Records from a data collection

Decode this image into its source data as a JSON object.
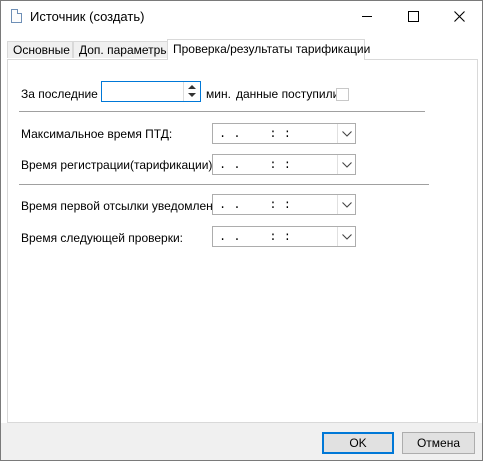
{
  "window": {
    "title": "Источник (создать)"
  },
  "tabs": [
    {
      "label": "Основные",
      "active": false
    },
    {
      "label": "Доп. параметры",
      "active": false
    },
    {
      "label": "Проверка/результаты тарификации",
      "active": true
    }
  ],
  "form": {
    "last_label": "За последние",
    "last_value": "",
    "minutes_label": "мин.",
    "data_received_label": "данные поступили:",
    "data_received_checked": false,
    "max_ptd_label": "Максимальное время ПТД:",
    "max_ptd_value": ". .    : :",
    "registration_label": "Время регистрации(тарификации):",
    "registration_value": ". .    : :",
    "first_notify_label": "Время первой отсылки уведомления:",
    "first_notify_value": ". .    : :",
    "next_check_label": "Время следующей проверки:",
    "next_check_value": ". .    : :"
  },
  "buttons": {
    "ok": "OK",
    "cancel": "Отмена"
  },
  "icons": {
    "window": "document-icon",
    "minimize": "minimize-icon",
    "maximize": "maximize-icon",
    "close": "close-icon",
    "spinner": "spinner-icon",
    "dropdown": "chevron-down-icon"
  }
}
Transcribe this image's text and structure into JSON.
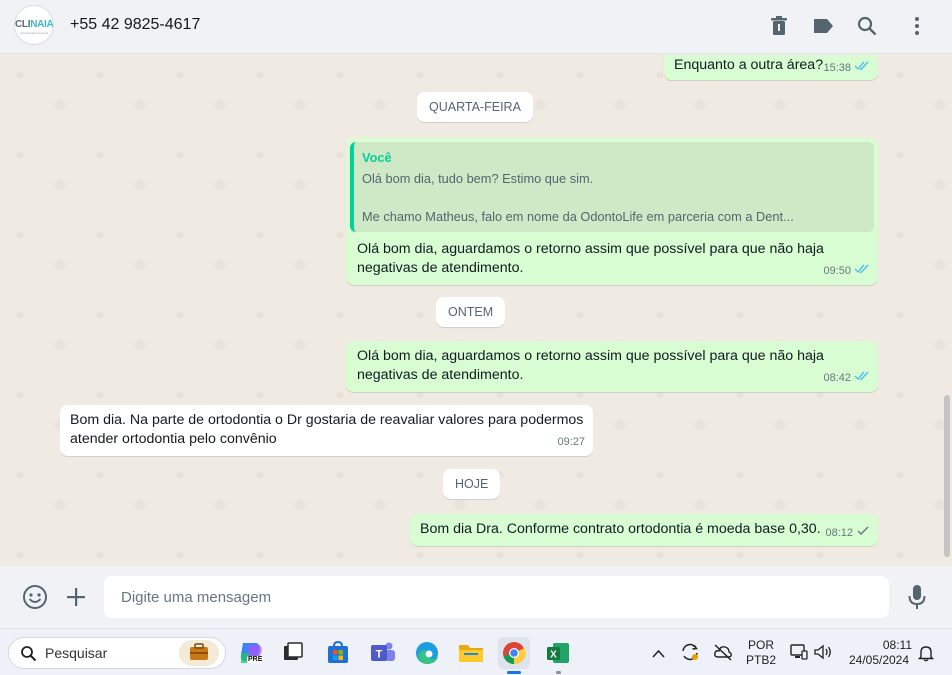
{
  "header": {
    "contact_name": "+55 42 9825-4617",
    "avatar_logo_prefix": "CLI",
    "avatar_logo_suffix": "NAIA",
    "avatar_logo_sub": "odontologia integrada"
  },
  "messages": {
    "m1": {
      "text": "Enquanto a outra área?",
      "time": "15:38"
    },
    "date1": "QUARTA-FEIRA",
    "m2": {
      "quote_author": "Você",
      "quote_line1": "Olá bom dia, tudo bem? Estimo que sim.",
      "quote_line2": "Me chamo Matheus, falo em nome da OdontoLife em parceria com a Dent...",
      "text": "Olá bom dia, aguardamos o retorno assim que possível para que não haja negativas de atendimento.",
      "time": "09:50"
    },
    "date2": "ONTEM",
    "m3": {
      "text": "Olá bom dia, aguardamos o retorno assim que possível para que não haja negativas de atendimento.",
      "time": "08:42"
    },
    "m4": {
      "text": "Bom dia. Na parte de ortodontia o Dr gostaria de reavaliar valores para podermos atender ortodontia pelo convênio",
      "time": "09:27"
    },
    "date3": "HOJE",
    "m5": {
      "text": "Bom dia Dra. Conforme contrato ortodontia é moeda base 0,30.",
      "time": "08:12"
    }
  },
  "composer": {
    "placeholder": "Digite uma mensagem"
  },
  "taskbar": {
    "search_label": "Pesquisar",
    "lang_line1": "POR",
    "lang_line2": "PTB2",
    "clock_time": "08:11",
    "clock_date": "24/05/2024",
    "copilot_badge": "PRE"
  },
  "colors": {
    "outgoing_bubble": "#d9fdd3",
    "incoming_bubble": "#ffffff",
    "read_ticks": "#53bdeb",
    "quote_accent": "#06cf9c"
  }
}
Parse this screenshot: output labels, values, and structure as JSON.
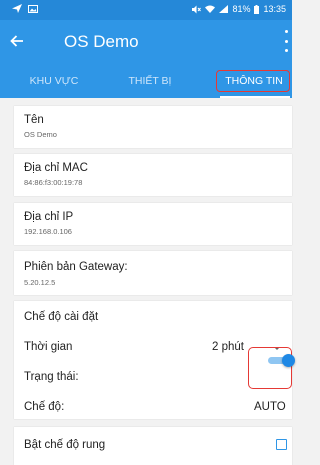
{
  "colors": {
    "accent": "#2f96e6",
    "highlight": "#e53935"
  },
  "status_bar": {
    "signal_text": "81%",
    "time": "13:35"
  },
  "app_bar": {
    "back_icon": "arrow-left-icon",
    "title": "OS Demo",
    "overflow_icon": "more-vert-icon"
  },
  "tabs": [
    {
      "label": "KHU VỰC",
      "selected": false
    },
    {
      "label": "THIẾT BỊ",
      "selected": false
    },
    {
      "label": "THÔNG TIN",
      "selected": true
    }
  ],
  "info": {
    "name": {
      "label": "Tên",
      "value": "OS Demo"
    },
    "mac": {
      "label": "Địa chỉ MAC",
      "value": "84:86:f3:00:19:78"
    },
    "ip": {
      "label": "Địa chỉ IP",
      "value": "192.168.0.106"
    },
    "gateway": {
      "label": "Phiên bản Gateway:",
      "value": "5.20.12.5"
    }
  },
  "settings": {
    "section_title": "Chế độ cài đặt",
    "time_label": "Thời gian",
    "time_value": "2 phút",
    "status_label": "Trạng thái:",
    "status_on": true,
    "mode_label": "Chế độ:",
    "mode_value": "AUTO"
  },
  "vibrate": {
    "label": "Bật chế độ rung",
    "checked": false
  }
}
---
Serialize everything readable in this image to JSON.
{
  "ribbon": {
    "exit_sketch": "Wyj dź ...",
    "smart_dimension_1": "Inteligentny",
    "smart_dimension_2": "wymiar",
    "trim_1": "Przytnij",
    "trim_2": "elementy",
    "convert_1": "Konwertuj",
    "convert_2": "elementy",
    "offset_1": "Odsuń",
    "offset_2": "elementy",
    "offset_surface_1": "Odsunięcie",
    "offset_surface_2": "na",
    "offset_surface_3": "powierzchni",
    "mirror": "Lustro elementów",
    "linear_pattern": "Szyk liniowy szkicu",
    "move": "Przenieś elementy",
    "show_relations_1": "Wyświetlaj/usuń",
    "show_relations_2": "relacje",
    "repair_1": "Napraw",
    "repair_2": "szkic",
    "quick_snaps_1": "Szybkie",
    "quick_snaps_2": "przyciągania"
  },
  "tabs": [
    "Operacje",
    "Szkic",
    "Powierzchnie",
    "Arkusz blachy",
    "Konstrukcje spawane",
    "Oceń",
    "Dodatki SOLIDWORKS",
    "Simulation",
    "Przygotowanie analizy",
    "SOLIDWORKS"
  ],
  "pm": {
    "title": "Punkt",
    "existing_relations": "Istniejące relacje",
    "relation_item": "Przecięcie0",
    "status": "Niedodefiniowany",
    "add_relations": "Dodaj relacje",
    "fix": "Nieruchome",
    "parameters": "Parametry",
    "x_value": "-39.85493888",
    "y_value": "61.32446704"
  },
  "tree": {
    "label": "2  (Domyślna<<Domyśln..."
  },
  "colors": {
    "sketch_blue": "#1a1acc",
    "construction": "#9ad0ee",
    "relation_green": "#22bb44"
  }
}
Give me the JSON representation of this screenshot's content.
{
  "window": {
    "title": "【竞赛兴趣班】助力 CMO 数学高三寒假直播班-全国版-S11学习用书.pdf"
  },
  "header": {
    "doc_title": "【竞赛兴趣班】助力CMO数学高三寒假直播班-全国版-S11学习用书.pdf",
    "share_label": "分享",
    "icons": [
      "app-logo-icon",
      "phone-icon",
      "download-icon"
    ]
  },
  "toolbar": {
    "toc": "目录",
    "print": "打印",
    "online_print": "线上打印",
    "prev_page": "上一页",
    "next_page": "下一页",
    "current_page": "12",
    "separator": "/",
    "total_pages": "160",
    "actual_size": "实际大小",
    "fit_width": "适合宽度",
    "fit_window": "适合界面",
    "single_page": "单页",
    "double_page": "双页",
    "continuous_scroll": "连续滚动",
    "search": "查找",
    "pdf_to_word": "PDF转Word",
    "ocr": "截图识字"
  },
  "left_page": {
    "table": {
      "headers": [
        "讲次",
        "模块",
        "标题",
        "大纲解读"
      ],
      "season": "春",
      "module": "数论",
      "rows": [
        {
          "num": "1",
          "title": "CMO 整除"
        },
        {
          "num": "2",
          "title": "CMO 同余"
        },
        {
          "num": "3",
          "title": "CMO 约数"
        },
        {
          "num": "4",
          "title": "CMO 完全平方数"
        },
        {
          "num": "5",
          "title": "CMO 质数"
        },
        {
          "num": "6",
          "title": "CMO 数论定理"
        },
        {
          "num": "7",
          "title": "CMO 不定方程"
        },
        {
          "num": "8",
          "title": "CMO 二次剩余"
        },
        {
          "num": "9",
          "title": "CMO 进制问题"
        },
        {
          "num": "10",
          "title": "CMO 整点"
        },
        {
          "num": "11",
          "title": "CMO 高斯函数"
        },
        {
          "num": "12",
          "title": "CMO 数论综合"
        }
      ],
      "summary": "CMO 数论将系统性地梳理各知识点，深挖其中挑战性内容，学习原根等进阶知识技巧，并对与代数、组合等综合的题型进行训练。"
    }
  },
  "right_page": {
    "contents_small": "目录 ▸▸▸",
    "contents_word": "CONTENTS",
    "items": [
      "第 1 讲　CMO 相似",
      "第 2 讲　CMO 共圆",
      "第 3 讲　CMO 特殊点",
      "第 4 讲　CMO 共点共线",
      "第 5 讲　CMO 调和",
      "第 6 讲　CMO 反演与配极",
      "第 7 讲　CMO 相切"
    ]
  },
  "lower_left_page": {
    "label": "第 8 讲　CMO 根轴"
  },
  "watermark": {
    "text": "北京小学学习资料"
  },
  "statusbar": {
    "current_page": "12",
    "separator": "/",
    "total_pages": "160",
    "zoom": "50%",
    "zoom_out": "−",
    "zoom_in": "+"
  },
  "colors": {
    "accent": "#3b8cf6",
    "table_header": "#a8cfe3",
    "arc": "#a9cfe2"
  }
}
...
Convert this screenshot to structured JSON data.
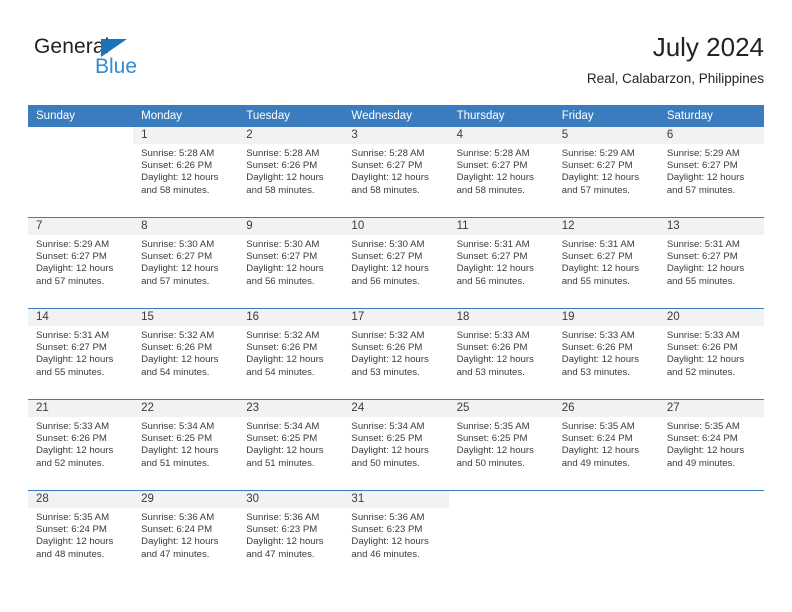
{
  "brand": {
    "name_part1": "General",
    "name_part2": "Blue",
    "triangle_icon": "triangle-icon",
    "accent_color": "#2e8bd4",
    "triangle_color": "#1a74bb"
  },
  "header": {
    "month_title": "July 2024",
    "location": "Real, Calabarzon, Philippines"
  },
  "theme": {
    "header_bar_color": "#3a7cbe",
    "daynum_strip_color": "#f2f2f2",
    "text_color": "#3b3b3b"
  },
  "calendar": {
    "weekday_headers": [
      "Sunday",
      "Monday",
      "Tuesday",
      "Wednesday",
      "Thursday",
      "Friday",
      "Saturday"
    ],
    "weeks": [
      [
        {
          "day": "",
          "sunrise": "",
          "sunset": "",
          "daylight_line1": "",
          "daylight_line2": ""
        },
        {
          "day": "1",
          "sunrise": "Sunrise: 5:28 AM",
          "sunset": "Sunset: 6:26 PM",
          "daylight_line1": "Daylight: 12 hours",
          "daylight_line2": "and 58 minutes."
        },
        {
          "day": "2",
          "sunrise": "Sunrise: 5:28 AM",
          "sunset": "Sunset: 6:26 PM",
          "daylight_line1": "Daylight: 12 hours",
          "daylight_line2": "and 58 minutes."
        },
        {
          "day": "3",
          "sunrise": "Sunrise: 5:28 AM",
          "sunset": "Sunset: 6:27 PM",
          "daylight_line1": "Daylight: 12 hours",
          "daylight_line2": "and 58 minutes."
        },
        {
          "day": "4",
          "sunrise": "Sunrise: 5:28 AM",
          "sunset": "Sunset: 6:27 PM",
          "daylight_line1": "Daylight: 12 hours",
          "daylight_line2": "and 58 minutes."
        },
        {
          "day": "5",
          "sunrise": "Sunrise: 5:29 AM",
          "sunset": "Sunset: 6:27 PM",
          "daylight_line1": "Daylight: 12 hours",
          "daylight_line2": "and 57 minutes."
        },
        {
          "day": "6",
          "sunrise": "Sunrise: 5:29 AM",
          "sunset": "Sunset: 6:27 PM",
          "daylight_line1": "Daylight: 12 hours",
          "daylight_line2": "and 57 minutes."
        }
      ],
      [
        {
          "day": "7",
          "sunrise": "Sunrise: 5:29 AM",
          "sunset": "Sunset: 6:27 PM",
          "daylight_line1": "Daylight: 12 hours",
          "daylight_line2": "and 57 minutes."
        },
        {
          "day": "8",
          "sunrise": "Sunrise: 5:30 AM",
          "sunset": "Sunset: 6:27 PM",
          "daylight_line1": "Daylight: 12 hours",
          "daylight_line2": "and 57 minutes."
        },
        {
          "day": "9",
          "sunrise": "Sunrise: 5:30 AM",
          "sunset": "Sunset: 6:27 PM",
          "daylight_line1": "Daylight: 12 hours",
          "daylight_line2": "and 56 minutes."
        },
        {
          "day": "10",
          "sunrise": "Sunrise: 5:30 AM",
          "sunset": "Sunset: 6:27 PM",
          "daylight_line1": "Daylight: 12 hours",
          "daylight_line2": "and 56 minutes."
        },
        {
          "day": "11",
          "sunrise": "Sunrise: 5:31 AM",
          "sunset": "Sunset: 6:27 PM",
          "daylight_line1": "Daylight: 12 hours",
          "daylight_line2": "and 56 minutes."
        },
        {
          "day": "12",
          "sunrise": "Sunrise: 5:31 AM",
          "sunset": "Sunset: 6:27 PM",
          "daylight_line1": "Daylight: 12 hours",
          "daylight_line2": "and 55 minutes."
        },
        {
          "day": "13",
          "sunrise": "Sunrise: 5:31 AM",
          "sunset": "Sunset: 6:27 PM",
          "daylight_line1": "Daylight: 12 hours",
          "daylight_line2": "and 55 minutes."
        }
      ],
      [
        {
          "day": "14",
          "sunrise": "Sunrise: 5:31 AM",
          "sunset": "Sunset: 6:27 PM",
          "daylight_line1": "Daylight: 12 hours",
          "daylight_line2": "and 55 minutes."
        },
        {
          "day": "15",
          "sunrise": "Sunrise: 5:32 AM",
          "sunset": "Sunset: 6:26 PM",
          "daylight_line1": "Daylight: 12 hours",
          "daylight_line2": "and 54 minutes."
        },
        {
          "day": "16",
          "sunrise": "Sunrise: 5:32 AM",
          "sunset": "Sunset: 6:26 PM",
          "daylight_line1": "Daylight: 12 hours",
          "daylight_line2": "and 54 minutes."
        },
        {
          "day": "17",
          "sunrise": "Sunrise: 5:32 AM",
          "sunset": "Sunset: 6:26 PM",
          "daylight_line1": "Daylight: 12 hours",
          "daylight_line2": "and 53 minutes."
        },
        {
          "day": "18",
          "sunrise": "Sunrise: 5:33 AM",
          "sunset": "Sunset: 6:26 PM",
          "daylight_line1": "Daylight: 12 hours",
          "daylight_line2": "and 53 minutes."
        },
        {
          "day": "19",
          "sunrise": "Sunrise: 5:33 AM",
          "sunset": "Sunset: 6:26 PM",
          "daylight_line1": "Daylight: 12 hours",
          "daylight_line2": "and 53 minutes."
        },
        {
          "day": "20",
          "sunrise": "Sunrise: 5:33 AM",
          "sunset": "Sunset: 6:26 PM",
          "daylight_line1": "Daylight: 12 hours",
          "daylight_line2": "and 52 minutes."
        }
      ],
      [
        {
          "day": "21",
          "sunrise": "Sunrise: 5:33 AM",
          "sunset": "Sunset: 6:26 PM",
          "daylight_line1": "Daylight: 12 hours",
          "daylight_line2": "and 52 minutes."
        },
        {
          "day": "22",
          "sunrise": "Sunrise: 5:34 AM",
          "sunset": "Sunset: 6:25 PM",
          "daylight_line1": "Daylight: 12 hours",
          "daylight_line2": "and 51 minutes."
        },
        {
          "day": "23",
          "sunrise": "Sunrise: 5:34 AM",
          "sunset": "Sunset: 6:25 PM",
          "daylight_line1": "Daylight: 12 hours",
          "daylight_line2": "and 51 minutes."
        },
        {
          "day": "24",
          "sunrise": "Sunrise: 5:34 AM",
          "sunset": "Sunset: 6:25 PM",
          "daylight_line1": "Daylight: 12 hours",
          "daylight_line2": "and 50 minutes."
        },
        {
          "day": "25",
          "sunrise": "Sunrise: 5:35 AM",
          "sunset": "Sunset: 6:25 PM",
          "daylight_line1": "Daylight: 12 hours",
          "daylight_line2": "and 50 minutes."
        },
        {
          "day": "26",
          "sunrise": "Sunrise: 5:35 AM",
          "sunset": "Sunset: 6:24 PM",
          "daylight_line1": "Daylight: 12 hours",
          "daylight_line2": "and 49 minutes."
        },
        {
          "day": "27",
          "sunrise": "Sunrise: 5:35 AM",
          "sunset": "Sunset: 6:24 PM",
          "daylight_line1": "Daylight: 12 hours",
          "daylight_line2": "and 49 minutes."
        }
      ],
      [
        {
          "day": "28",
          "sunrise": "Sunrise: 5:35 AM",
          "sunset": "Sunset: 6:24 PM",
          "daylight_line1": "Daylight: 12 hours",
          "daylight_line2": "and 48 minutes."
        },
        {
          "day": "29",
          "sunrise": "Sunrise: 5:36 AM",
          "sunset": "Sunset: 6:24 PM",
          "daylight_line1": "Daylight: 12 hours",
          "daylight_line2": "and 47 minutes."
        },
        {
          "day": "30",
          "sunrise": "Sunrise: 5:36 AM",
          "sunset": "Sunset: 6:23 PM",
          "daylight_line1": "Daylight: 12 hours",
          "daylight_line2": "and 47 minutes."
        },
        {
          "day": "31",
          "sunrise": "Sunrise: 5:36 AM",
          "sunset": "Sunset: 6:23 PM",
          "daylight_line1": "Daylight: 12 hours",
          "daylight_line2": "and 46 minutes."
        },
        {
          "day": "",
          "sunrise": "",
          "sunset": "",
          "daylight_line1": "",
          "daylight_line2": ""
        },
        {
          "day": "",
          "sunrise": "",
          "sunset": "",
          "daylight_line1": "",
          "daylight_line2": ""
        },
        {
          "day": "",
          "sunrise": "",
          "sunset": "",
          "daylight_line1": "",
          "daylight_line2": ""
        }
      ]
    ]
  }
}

**Exercise:** Out of the material above, gather each line where "тарификации" appears.

**Output for this exercise:**
      "label": "Проверка/результаты тарификации",
    "registration_label": "Время регистрации(тарификации):",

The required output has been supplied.